--- WHAT YOU HAVE TO DO ---
Leave out the pictures and retype exactly the lines from the one with "Output a JSON" through the end of the records.
***
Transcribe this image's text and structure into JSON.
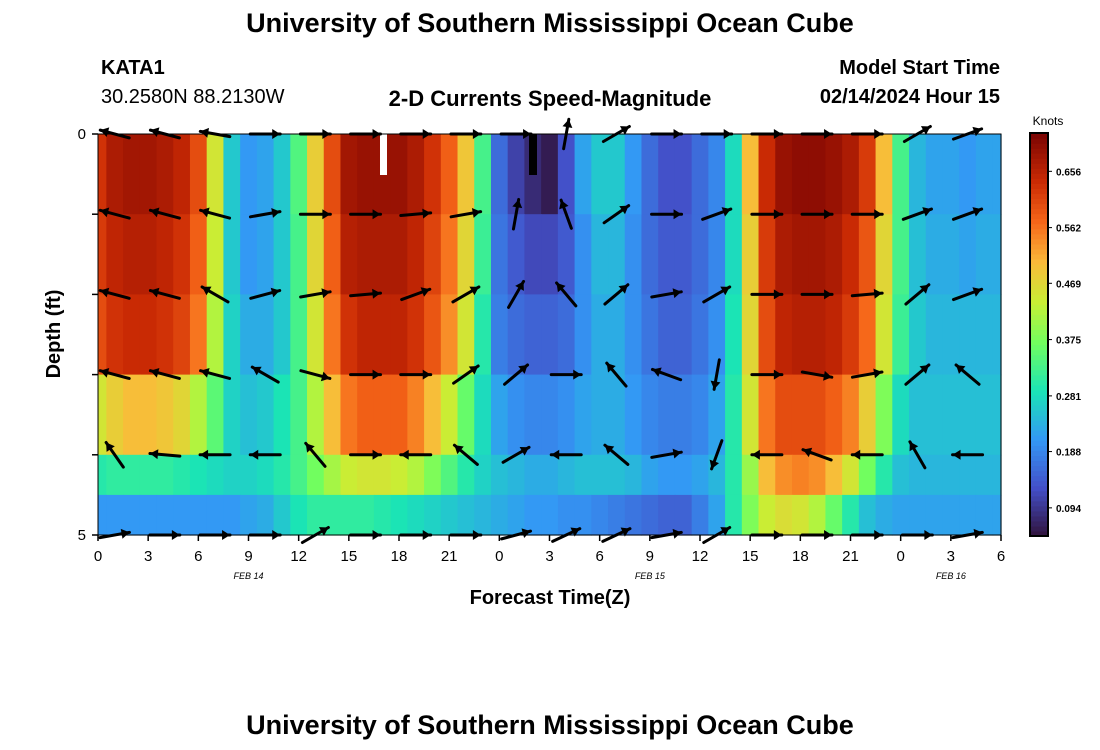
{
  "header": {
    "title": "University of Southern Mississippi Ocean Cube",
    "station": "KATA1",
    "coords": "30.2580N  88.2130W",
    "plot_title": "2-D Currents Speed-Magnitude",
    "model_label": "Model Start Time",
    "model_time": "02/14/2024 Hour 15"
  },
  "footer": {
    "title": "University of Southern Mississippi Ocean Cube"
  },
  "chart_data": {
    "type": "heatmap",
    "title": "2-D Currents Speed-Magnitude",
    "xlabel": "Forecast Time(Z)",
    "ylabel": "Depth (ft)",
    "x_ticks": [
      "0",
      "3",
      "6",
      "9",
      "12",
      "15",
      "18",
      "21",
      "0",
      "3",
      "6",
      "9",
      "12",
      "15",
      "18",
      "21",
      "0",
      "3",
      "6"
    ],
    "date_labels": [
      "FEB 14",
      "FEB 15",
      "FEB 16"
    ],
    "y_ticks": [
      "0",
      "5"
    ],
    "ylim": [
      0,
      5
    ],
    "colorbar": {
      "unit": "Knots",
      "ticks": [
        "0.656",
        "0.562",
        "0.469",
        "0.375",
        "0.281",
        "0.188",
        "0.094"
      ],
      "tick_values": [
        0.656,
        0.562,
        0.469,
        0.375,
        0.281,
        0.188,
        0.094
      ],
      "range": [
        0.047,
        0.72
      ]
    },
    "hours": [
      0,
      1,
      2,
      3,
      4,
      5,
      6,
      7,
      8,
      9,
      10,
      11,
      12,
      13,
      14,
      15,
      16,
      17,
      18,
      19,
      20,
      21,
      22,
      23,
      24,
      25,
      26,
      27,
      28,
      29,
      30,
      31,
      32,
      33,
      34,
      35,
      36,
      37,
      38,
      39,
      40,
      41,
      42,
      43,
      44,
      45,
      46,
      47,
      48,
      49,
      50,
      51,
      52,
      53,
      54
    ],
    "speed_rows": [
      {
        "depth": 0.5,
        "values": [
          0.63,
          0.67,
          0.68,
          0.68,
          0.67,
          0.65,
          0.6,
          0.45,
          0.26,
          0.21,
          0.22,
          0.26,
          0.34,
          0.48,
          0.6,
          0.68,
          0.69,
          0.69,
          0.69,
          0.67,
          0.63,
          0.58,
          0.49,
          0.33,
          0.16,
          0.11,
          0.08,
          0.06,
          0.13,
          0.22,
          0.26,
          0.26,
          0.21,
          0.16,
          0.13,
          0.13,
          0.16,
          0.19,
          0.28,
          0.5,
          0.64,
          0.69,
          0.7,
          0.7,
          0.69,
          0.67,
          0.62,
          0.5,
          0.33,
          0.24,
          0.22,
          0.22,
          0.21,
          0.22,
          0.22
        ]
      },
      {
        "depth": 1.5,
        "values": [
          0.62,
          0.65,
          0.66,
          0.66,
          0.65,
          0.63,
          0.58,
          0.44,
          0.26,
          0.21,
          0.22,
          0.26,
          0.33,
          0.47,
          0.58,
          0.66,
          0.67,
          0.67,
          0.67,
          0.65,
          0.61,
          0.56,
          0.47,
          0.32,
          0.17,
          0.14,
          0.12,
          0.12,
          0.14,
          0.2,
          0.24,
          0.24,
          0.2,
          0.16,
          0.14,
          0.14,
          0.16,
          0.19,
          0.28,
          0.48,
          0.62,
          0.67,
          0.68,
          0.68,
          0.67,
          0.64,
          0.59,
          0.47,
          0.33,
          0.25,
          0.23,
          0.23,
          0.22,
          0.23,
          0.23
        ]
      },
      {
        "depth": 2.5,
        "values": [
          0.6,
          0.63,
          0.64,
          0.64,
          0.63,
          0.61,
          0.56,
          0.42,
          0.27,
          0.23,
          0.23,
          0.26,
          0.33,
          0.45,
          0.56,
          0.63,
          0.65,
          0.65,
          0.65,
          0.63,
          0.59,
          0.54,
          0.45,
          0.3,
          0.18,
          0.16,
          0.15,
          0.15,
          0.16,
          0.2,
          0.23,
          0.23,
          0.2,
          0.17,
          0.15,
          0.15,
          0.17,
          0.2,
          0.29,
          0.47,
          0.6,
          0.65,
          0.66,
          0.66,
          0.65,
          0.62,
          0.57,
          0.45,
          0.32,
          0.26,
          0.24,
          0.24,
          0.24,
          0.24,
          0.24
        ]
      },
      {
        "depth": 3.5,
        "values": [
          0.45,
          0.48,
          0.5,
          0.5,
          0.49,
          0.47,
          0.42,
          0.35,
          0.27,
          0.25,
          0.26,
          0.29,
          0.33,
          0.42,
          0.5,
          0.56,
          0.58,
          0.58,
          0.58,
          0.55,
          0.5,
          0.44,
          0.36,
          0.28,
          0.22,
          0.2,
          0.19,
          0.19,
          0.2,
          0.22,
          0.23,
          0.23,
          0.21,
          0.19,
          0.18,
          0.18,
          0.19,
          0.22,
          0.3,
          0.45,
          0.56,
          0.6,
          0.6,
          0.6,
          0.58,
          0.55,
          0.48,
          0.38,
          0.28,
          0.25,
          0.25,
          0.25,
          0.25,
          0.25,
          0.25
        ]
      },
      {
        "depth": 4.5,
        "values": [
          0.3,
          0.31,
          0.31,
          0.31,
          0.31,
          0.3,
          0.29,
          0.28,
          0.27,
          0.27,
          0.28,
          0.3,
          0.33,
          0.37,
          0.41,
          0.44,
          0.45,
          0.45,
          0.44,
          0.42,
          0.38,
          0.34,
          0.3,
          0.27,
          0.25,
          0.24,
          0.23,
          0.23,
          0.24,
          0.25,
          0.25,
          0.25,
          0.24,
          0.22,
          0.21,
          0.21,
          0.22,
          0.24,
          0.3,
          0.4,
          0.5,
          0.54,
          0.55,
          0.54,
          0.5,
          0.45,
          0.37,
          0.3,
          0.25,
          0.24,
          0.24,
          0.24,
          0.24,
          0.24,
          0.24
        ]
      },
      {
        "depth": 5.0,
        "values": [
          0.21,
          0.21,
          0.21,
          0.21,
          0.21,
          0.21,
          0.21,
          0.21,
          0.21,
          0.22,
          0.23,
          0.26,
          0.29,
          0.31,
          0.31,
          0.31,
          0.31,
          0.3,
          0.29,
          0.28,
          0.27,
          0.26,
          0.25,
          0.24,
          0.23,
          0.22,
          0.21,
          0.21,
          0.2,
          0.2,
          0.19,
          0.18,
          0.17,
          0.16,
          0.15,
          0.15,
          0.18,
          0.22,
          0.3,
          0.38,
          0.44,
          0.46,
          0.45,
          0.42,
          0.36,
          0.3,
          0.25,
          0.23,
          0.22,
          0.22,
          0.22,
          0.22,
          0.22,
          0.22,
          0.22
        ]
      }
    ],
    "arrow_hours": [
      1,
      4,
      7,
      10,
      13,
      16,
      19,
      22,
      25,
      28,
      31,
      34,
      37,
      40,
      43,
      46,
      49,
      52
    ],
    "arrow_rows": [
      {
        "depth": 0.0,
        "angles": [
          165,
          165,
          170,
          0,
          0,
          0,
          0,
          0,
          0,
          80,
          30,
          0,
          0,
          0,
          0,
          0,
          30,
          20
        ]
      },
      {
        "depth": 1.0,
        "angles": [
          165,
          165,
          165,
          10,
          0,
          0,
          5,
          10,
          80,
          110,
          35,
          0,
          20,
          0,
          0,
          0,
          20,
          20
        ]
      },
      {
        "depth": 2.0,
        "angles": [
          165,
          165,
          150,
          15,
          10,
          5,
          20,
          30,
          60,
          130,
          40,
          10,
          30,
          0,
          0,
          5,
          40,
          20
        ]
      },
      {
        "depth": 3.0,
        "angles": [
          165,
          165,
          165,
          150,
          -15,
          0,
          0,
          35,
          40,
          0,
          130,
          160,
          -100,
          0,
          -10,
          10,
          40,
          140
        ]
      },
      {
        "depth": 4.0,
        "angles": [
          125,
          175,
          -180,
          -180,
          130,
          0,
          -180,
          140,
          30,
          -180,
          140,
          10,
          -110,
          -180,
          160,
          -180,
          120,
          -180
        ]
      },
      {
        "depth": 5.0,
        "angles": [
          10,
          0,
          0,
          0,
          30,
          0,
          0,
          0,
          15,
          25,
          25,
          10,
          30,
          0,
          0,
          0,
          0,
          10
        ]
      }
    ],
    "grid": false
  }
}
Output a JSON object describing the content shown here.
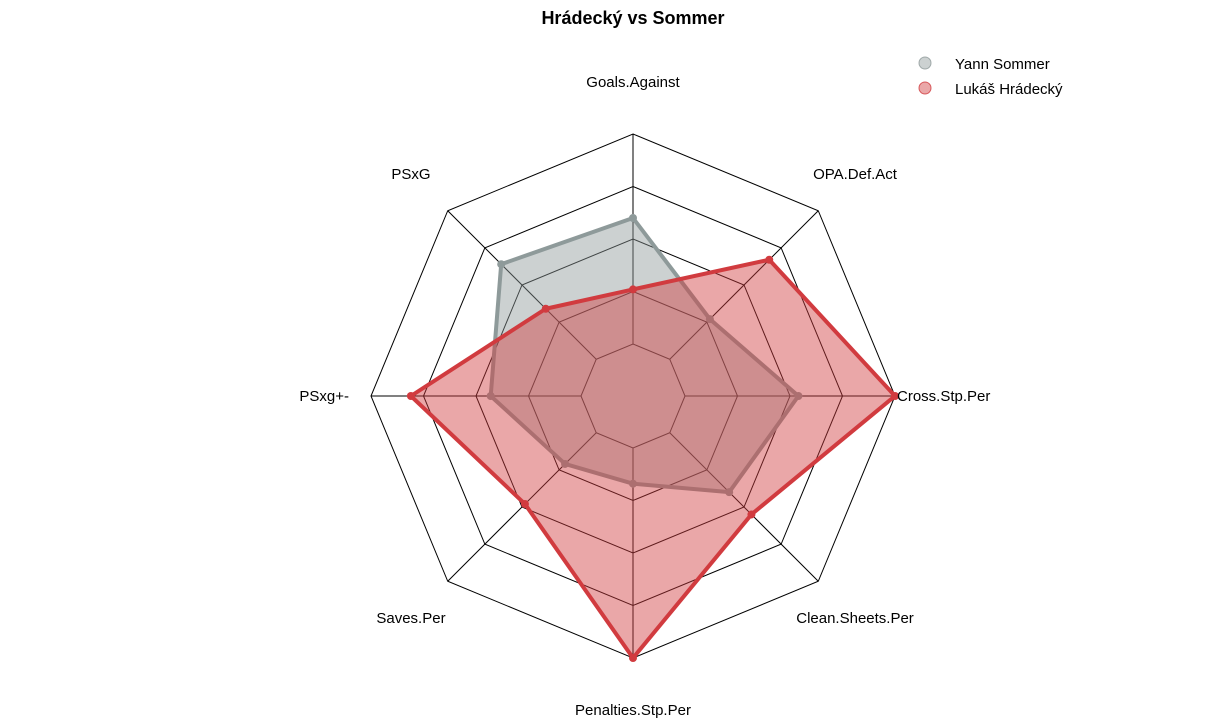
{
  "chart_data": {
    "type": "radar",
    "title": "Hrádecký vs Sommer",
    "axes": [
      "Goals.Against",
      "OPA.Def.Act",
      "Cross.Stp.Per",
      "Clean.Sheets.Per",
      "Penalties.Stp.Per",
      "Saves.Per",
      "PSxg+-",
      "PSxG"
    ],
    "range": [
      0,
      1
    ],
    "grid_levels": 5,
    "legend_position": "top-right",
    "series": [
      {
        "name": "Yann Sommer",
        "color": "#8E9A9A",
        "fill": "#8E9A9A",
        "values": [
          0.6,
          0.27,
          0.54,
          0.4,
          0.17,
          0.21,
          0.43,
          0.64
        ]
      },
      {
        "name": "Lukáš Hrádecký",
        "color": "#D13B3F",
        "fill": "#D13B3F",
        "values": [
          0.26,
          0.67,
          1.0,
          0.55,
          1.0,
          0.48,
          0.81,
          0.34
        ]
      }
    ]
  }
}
***
--- RESPONSE TO THE TASK ---
Output a JSON object describing the content shown here.
{
  "chart_data": {
    "type": "radar",
    "title": "Hrádecký vs Sommer",
    "axes": [
      "Goals.Against",
      "OPA.Def.Act",
      "Cross.Stp.Per",
      "Clean.Sheets.Per",
      "Penalties.Stp.Per",
      "Saves.Per",
      "PSxg+-",
      "PSxG"
    ],
    "range": [
      0,
      1
    ],
    "grid_levels": 5,
    "legend_position": "top-right",
    "series": [
      {
        "name": "Yann Sommer",
        "color": "#8E9A9A",
        "fill": "#8E9A9A",
        "values": [
          0.6,
          0.27,
          0.54,
          0.4,
          0.17,
          0.21,
          0.43,
          0.64
        ]
      },
      {
        "name": "Lukáš Hrádecký",
        "color": "#D13B3F",
        "fill": "#D13B3F",
        "values": [
          0.26,
          0.67,
          1.0,
          0.55,
          1.0,
          0.48,
          0.81,
          0.34
        ]
      }
    ]
  }
}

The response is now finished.